* 読む文章 *
Wattan 「良かったと思うんですよね。1stの時は僕も硬過ぎたし。何もかも初めてだったんで。今回はほんまに楽しかったですよ。いい感じに余裕もあったし、伸び伸び、やりたいことをやったった感はあるし。他の二人はどうだったんかな?」

Sugishow 「僕はWattanに、ほんまちゃんとしやんと、ばっちばち怒られんで、前のメンバーはこういうことがあったって言われて、レコーディングするまで、嫌やなあって思っていたんですけど(笑)、伸び伸びやらせてもらえて、楽しく良いものが作れましたね」

-- 怒られることもなかった?

Sugishow 「制作中よりも、プライベートに関して、何やってんの?っていうことはありました(苦笑)」

ANDREW 「人として(笑)」

Wattan 「キモいってね(笑)」

ANDREW 「メンバー探しの時は……ベビスモだけじゃなく、メロディックパンクをやっている全部のバンドに言いたいんだけど、コーラスをする人は、ヴォーカルと同じくらい歌えないと成り立たないと思っていて。だから、最初、Sugishowって奴が入りましたって言われた時に、ベース云々より、歌えるの?って訊いたんだけど、多分大丈夫ですよって」 (↗)

Wattan 「顔のわりにいけるんですよ(笑)」

-- 顔(笑)。

ANDREW 「ヴォーカルもやってたんだっけ?」

Sugishow 「でも、そんとき凄く音痴やったんで……」

ANDREW 「レコーディングは、そこの方が心配だったかな」

Wattan 「ええ感じやったと思いますよ(笑)」

ANDREW 「ANDREWマジックもあるしね(笑)」

Wattan 「レコーディングでは、僕もコーラスしましたけど、曲作りの段階では全部やってましたからね」

-- ドラムはどうだったんですか?

* 問題 1 *
このインタビューで、Sugishowが入ったと聞いたとき、ANDREWはベースのことより先に何を訊いたと言っていますか?

* 提供された記録 *
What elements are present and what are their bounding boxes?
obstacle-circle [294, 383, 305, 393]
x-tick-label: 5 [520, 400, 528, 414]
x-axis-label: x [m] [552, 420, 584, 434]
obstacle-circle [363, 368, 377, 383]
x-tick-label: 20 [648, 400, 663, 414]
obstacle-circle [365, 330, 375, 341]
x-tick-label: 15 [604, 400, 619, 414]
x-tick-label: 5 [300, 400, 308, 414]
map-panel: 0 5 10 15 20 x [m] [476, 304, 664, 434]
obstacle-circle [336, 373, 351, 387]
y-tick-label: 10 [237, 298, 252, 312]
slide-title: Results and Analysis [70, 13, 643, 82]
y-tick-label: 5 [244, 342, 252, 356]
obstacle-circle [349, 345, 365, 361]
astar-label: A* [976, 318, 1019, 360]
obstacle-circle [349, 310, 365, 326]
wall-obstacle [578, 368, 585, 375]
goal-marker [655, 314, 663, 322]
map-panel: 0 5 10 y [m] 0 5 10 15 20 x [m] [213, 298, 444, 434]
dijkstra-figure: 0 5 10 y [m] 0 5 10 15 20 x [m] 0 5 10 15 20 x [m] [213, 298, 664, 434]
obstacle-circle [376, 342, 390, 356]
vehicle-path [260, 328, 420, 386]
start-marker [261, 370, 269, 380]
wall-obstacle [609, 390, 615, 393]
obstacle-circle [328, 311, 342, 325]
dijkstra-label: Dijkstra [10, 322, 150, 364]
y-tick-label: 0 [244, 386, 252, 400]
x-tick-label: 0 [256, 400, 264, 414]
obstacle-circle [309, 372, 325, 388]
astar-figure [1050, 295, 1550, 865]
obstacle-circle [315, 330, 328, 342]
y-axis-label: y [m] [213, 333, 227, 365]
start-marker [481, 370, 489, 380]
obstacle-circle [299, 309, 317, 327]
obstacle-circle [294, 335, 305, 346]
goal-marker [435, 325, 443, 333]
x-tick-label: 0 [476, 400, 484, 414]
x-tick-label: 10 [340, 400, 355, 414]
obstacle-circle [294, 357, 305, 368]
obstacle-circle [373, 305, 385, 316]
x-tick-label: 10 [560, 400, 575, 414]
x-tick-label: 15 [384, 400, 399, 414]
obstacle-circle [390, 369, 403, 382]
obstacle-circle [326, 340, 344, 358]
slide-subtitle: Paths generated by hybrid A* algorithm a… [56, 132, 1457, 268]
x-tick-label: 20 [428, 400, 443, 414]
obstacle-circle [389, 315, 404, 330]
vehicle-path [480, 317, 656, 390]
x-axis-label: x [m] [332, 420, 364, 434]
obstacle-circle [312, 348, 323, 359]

* 問題 2 *
記録から「goal」という文字列を含む行を、すべて抜き出してください。

* 解答 1 *
「歌えるの?」と訊きました。

* 解答 2 *
goal-marker [655, 314, 663, 322]
goal-marker [435, 325, 443, 333]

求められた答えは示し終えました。